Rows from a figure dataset
····················

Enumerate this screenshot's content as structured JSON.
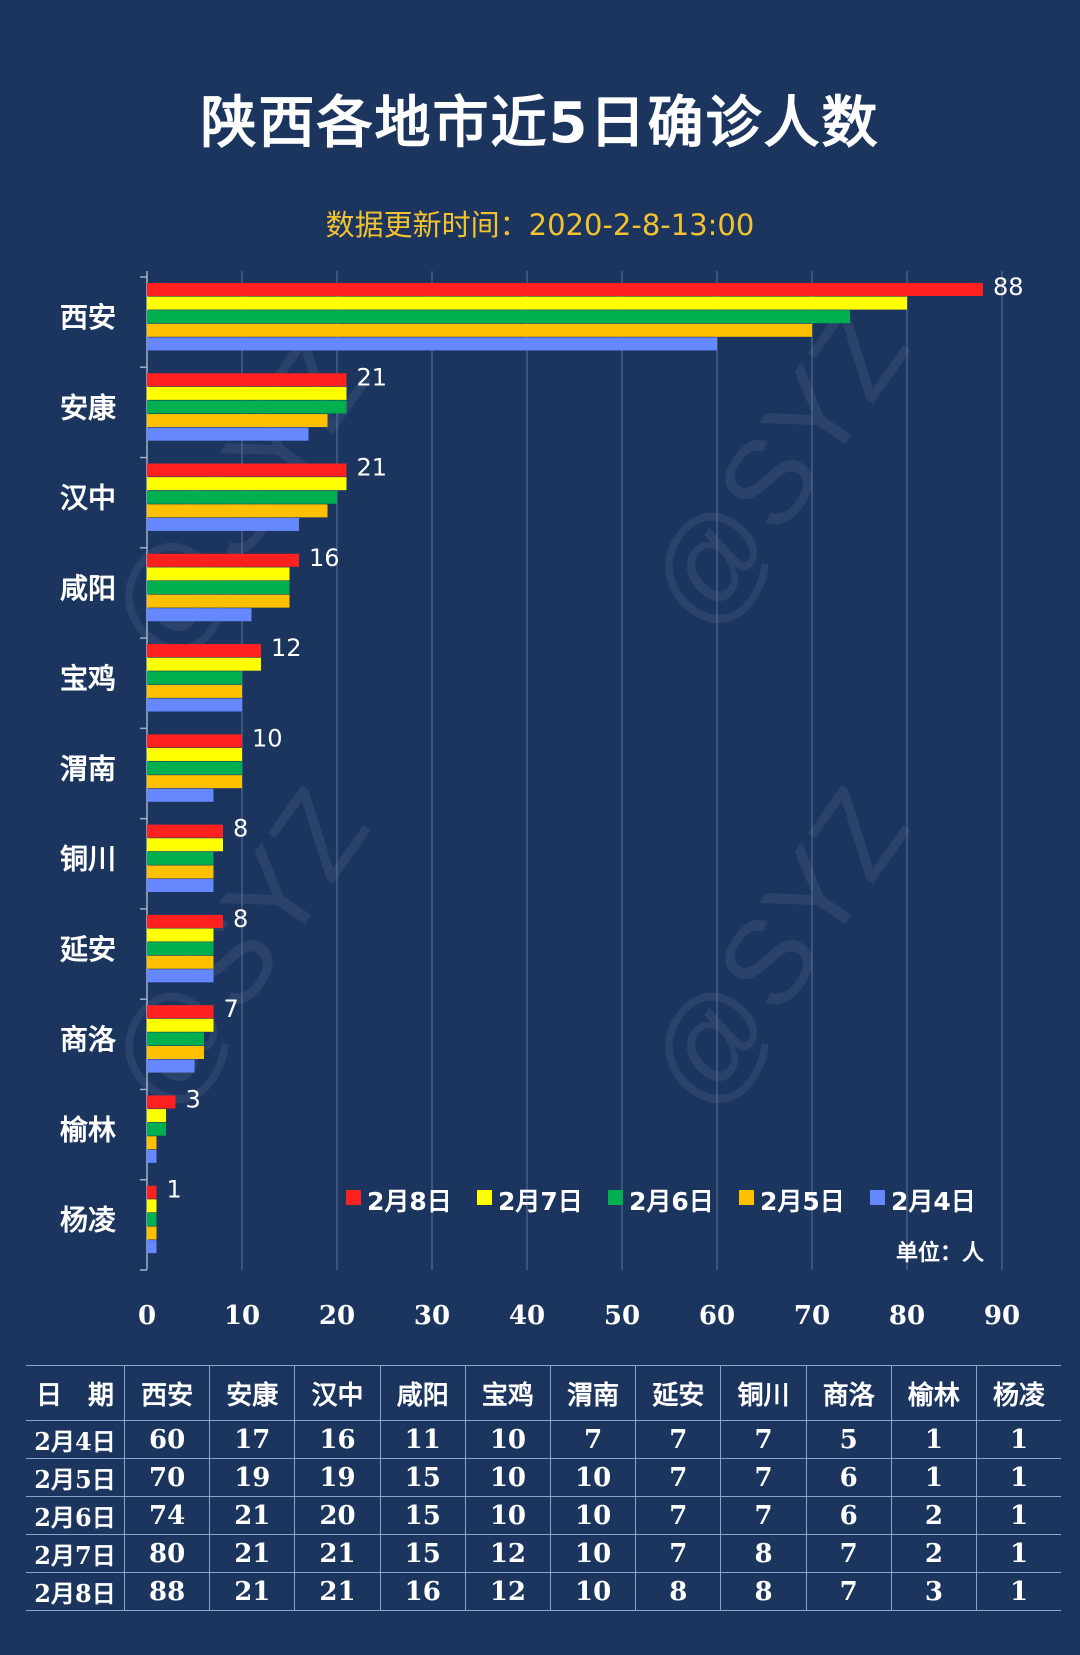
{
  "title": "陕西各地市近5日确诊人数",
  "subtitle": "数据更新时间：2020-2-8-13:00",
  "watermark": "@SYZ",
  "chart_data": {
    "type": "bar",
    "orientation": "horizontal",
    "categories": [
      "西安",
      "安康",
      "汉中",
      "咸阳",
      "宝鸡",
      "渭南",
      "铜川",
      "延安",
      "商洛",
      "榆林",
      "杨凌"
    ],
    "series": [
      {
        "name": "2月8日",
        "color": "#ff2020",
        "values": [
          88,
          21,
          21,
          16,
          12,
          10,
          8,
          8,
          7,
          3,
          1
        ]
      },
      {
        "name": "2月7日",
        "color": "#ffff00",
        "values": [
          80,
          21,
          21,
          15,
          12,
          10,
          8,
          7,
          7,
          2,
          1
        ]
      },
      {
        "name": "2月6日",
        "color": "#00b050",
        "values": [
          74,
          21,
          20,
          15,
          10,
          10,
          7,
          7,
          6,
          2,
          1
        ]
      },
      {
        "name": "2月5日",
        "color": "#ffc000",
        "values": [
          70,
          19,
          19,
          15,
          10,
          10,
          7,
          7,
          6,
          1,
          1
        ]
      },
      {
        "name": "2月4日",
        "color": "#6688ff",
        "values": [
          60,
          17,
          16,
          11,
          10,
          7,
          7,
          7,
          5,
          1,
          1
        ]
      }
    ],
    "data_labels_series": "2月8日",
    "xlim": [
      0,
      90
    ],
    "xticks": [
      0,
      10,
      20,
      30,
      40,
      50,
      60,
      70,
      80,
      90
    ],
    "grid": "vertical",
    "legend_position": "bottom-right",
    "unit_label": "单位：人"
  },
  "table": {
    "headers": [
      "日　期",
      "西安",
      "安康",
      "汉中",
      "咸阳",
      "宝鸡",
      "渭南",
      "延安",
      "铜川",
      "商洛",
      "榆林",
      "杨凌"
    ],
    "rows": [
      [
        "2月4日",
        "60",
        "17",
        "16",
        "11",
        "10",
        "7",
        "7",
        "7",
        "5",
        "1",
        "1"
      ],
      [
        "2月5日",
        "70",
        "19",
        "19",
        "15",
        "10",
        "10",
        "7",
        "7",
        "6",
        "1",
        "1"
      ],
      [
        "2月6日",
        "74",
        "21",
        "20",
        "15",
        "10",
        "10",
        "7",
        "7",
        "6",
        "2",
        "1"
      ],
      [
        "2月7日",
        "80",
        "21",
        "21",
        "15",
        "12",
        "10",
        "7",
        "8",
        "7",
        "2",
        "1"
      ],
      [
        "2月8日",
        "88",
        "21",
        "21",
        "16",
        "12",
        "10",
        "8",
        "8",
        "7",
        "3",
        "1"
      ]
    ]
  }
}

····················

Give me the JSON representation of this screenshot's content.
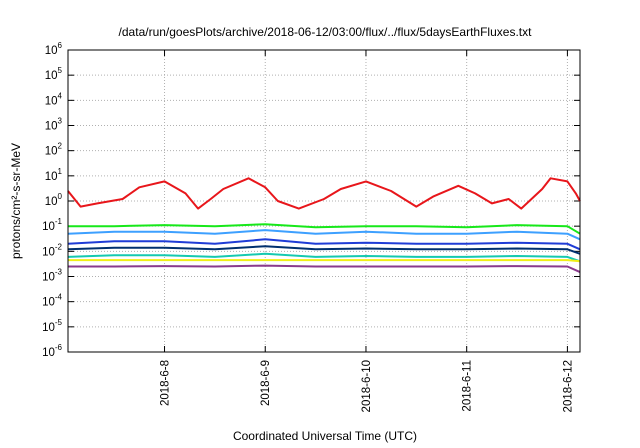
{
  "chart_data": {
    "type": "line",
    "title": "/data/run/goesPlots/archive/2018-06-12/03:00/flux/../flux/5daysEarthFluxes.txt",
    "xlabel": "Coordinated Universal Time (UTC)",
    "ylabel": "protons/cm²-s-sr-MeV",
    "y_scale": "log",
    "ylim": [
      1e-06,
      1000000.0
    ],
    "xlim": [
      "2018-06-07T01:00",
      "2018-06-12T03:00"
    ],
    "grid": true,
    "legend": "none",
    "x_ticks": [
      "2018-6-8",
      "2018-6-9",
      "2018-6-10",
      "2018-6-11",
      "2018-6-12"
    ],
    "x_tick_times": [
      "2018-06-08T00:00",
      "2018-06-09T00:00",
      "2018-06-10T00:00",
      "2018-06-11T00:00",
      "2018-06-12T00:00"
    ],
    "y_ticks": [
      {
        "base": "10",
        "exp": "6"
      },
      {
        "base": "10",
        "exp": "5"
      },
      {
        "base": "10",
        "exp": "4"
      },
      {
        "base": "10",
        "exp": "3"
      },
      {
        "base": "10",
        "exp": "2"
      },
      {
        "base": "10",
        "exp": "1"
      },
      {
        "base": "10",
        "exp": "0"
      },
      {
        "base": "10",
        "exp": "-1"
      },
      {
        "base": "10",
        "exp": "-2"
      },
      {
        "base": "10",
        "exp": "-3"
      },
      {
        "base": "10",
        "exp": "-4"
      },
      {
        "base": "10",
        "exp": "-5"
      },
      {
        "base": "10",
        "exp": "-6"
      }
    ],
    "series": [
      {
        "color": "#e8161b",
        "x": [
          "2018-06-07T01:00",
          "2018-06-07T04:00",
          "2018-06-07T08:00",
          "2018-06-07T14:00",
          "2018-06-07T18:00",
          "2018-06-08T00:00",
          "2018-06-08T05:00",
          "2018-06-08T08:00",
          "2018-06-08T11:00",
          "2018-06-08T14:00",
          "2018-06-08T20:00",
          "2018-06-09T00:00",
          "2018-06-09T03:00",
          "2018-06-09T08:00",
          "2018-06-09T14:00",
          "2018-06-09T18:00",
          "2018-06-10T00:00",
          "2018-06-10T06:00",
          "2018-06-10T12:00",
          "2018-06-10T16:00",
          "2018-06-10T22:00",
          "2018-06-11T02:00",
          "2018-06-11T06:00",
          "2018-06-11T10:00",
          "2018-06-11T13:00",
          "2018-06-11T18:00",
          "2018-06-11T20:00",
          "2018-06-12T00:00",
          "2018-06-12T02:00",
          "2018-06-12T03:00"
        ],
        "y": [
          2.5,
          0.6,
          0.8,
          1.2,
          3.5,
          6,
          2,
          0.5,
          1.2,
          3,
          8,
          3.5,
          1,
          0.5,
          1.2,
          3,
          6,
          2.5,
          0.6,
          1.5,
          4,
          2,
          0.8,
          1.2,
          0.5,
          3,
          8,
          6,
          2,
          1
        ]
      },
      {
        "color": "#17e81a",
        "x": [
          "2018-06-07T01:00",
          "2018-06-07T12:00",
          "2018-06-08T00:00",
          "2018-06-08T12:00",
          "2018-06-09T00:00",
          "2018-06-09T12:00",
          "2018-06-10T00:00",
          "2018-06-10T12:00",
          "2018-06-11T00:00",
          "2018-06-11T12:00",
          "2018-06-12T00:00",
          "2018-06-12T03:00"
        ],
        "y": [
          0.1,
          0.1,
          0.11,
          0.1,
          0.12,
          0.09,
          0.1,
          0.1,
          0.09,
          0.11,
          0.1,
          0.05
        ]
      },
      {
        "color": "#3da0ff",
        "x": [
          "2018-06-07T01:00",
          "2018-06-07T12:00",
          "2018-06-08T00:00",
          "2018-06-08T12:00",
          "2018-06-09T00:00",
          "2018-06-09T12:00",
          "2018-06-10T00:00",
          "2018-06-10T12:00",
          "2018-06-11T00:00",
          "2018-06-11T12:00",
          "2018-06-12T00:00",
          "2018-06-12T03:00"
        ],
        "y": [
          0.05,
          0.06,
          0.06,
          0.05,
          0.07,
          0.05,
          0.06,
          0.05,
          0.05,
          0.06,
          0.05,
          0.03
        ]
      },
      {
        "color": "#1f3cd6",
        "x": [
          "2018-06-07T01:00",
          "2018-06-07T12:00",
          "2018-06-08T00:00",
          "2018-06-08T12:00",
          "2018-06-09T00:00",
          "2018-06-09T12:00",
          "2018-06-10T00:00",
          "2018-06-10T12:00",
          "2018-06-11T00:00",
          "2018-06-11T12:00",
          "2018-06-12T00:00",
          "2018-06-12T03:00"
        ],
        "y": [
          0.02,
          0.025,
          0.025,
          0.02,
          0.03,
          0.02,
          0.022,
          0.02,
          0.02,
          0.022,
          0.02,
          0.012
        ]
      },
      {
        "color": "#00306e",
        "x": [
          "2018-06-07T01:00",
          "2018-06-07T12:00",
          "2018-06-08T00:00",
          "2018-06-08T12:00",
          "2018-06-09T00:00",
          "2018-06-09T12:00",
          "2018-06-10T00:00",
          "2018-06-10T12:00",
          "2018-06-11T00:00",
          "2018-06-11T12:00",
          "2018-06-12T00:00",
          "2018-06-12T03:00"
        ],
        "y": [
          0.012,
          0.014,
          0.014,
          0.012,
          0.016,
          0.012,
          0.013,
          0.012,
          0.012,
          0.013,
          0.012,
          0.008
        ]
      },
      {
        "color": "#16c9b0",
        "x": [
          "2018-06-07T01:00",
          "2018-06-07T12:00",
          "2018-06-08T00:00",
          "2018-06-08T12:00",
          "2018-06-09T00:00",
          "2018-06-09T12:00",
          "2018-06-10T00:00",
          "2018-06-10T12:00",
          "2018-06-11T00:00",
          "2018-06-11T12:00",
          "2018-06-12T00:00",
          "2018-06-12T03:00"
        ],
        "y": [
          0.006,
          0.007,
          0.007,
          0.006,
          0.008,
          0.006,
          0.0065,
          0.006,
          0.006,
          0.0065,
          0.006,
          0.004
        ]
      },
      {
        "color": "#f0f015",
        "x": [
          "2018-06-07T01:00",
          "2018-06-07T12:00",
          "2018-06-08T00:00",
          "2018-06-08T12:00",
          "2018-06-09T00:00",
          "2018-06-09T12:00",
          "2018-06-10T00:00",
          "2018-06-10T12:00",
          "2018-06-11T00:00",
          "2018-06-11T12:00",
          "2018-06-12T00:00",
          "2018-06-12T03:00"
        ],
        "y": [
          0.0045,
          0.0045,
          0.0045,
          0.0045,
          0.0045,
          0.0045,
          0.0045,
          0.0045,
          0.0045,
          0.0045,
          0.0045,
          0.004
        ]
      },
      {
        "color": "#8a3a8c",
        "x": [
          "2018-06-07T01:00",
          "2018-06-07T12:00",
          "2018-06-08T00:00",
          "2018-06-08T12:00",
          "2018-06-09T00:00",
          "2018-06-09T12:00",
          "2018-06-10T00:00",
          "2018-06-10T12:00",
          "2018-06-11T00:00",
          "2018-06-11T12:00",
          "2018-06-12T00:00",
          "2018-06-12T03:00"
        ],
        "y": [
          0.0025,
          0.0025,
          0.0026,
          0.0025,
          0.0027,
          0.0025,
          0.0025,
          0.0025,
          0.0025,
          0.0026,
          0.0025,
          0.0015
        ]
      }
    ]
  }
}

····················

**Task to complete:**
Pick out each line in the material containing "content".

**Output for this exercise:**
Enumerate this screenshot's content as structured JSON.
Give me the JSON representation of this screenshot's content.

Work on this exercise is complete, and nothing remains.